* START Source material *

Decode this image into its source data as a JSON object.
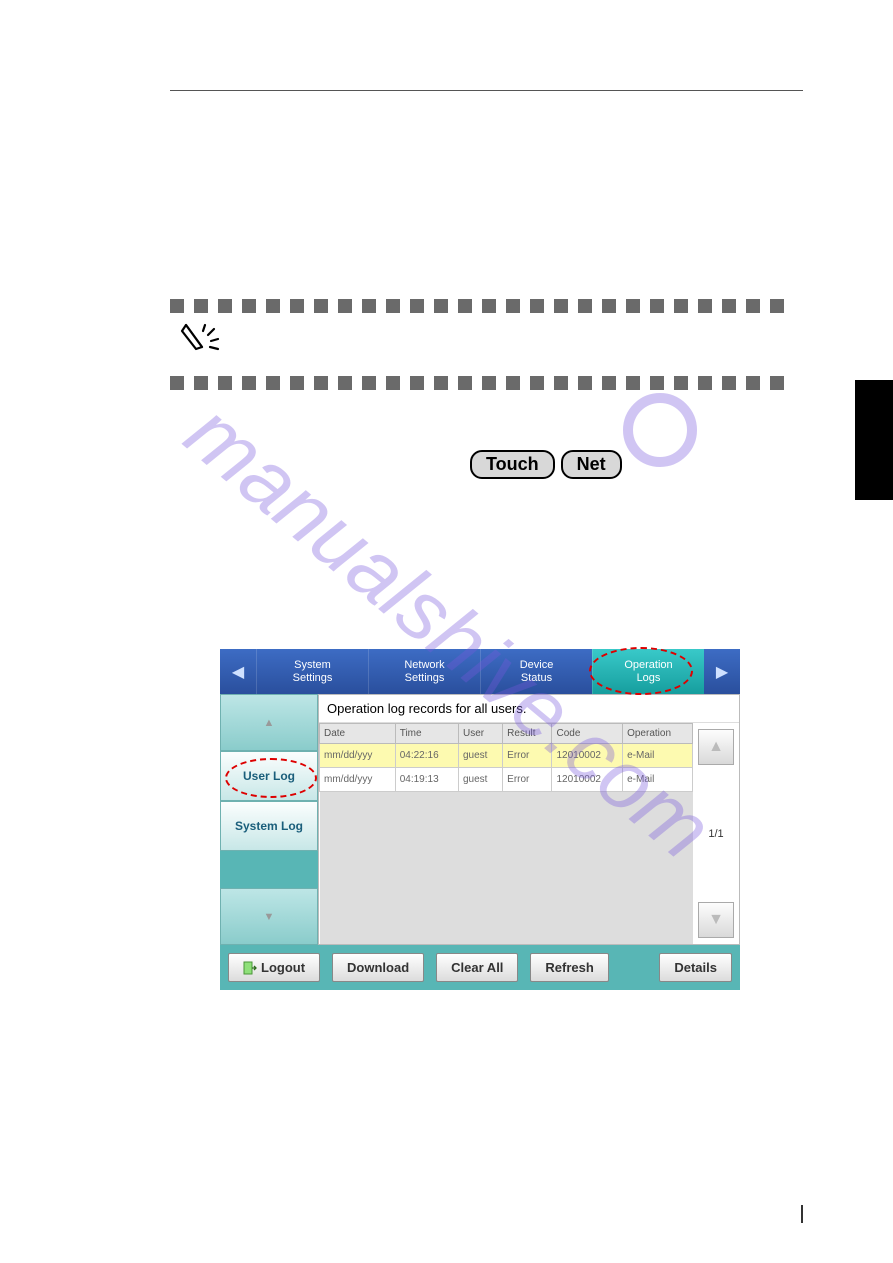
{
  "badges": {
    "touch": "Touch",
    "net": "Net"
  },
  "ui": {
    "nav": {
      "items": [
        {
          "l1": "System",
          "l2": "Settings"
        },
        {
          "l1": "Network",
          "l2": "Settings"
        },
        {
          "l1": "Device",
          "l2": "Status"
        },
        {
          "l1": "Operation",
          "l2": "Logs"
        }
      ]
    },
    "side": {
      "user_log": "User Log",
      "system_log": "System Log"
    },
    "title": "Operation log records for all users.",
    "table": {
      "headers": [
        "Date",
        "Time",
        "User",
        "Result",
        "Code",
        "Operation"
      ],
      "rows": [
        [
          "mm/dd/yyy",
          "04:22:16",
          "guest",
          "Error",
          "12010002",
          "e-Mail"
        ],
        [
          "mm/dd/yyy",
          "04:19:13",
          "guest",
          "Error",
          "12010002",
          "e-Mail"
        ]
      ]
    },
    "page_indicator": "1/1",
    "buttons": {
      "logout": "Logout",
      "download": "Download",
      "clear": "Clear All",
      "refresh": "Refresh",
      "details": "Details"
    }
  }
}
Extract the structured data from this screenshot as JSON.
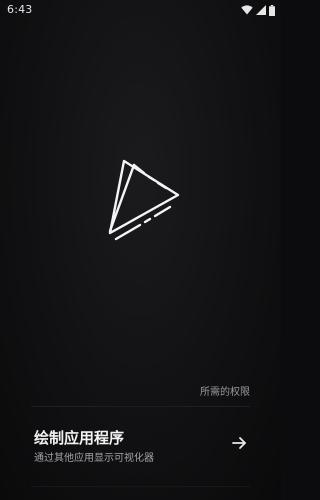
{
  "status_bar": {
    "time": "6:43",
    "icons": [
      "wifi-icon",
      "cellular-signal-icon",
      "battery-icon"
    ]
  },
  "app": {
    "logo": "play-triangle-logo"
  },
  "permissions": {
    "section_label": "所需的权限",
    "items": [
      {
        "title": "绘制应用程序",
        "description": "通过其他应用显示可视化器",
        "action_icon": "arrow-right-icon"
      }
    ]
  },
  "colors": {
    "background": "#0c0c0e",
    "text_primary": "#f2f2f2",
    "text_secondary": "#a3a3a6"
  }
}
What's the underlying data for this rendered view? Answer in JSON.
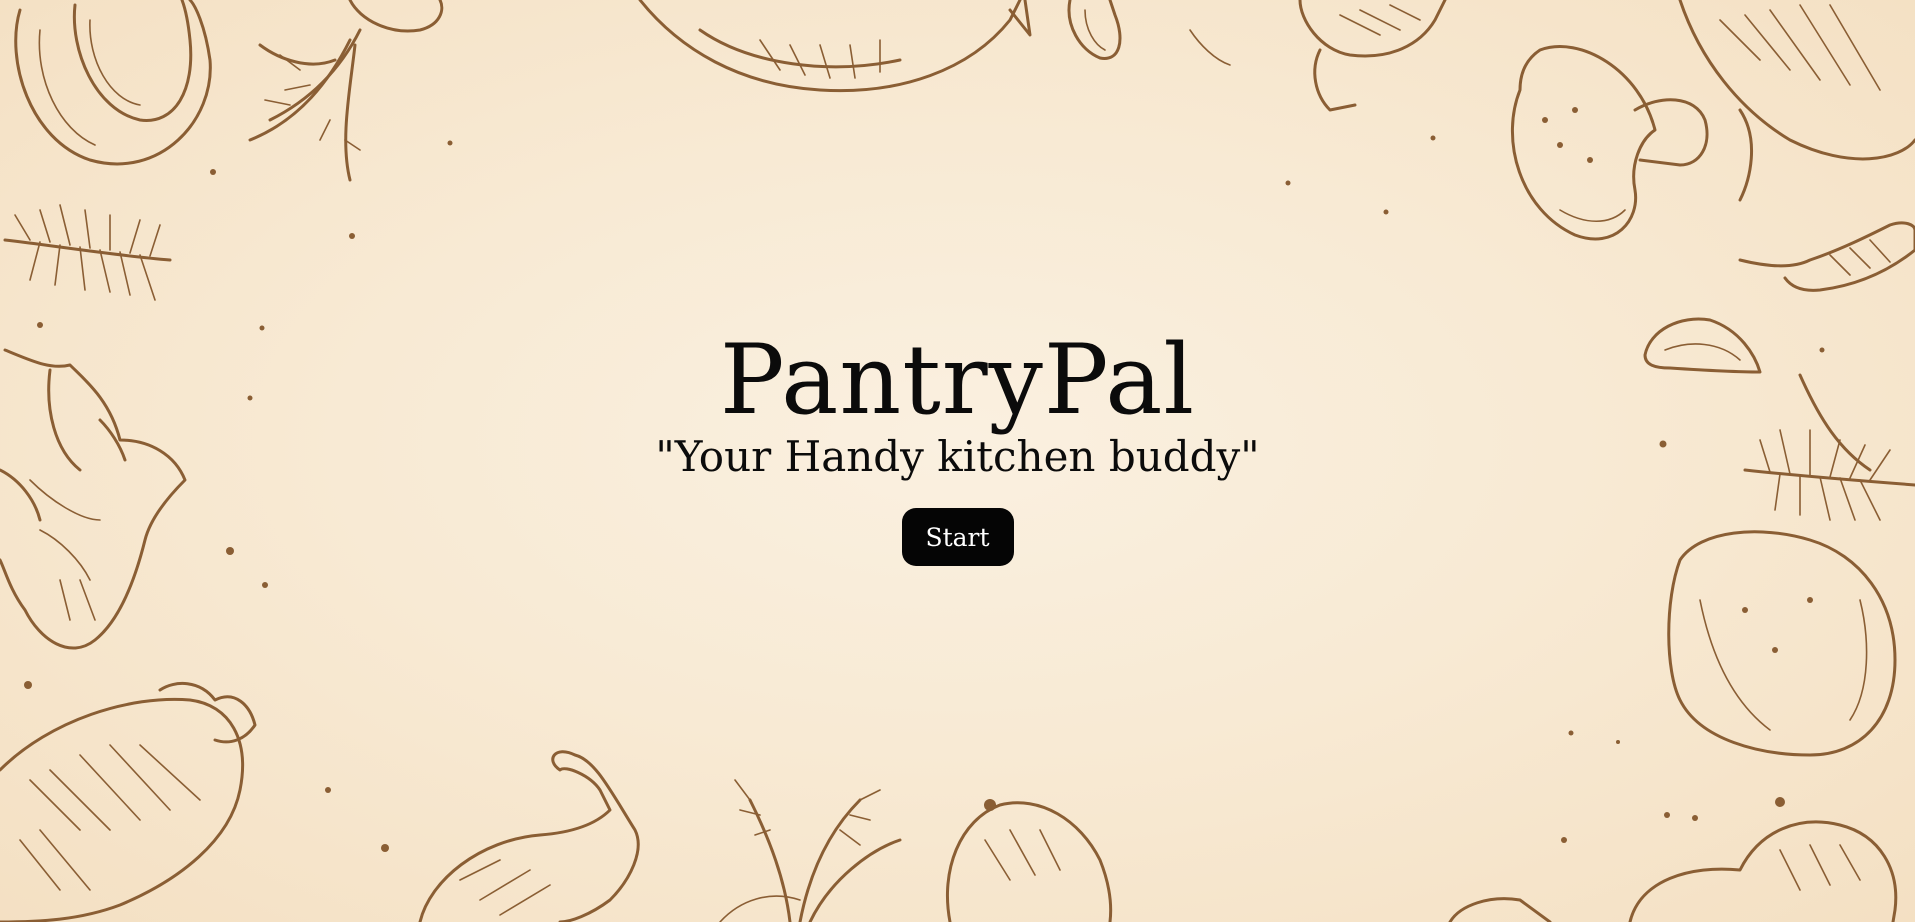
{
  "app": {
    "title": "PantryPal",
    "tagline": "\"Your Handy kitchen buddy\""
  },
  "actions": {
    "start_label": "Start"
  },
  "colors": {
    "background": "#f8ead4",
    "illustration": "#8a5e34",
    "text": "#0b0b0b",
    "button": "#050505",
    "button_text": "#ffffff"
  },
  "illustrations": [
    "avocado-illustration",
    "radish-illustration",
    "fish-illustration",
    "garlic-clove-illustration",
    "mushroom-illustration",
    "leaf-illustration",
    "rosemary-illustration",
    "ginger-illustration",
    "chili-pepper-illustration",
    "lemon-illustration",
    "eggplant-illustration",
    "drumstick-illustration",
    "herb-bunch-illustration",
    "potato-illustration"
  ]
}
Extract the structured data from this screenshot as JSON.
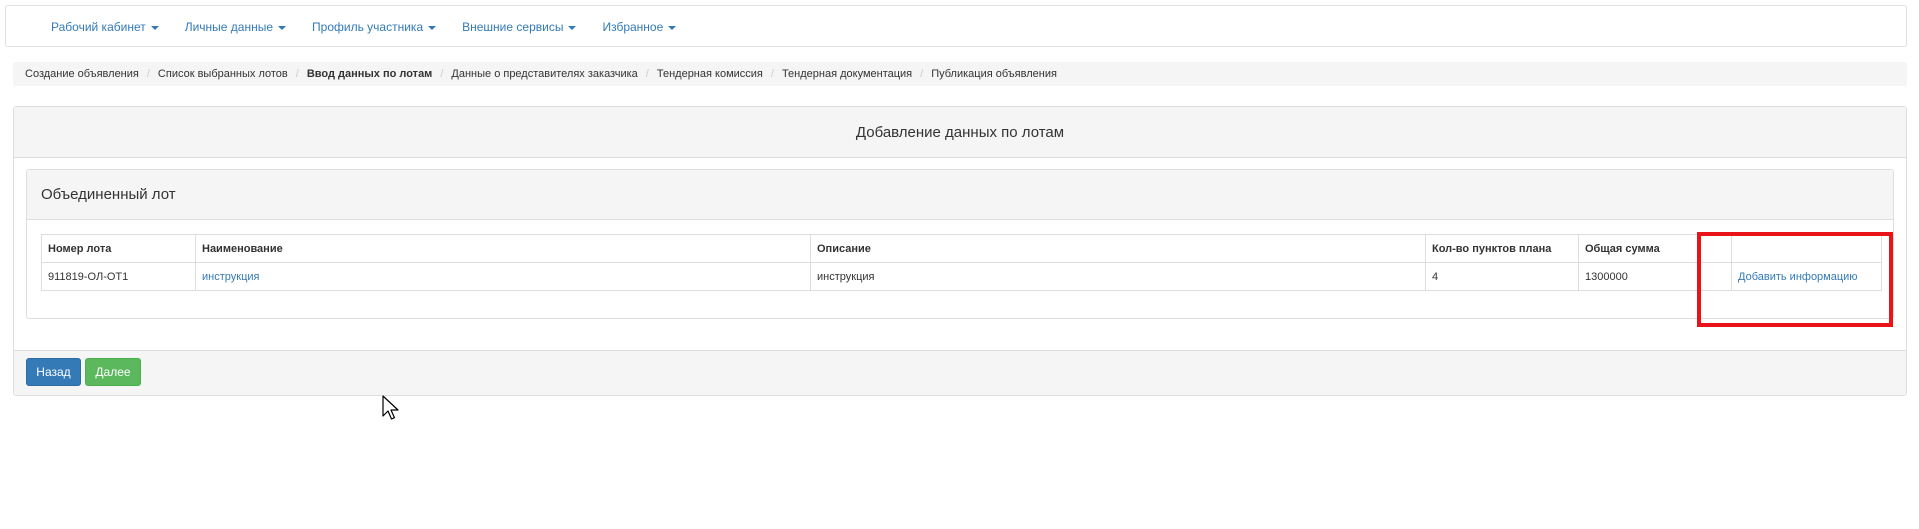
{
  "navbar": {
    "items": [
      {
        "label": "Рабочий кабинет"
      },
      {
        "label": "Личные данные"
      },
      {
        "label": "Профиль участника"
      },
      {
        "label": "Внешние сервисы"
      },
      {
        "label": "Избранное"
      }
    ]
  },
  "breadcrumb": {
    "items": [
      {
        "label": "Создание объявления"
      },
      {
        "label": "Список выбранных лотов"
      },
      {
        "label": "Ввод данных по лотам",
        "active": true
      },
      {
        "label": "Данные о представителях заказчика"
      },
      {
        "label": "Тендерная комиссия"
      },
      {
        "label": "Тендерная документация"
      },
      {
        "label": "Публикация объявления"
      }
    ],
    "separator": "/"
  },
  "panel": {
    "title": "Добавление данных по лотам",
    "inner_title": "Объединенный лот",
    "table": {
      "headers": [
        "Номер лота",
        "Наименование",
        "Описание",
        "Кол-во пунктов плана",
        "Общая сумма",
        ""
      ],
      "rows": [
        {
          "lot_number": "911819-ОЛ-ОТ1",
          "name": "инструкция",
          "description": "инструкция",
          "plan_items": "4",
          "total": "1300000",
          "action": "Добавить информацию"
        }
      ]
    },
    "buttons": {
      "back": "Назад",
      "next": "Далее"
    }
  },
  "colors": {
    "link": "#337ab7",
    "primary": "#337ab7",
    "success": "#5cb85c",
    "highlight": "#e8141a"
  },
  "icons": {
    "caret": "caret-down-icon",
    "cursor": "mouse-cursor-icon"
  }
}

* END Source material *

» **What you should do**
Copy every line of the material in which the word "Operation" occurs.

» **Exercise solution**
          "l1": "Operation",
    "title": "Operation log records for all users.",
        "Operation"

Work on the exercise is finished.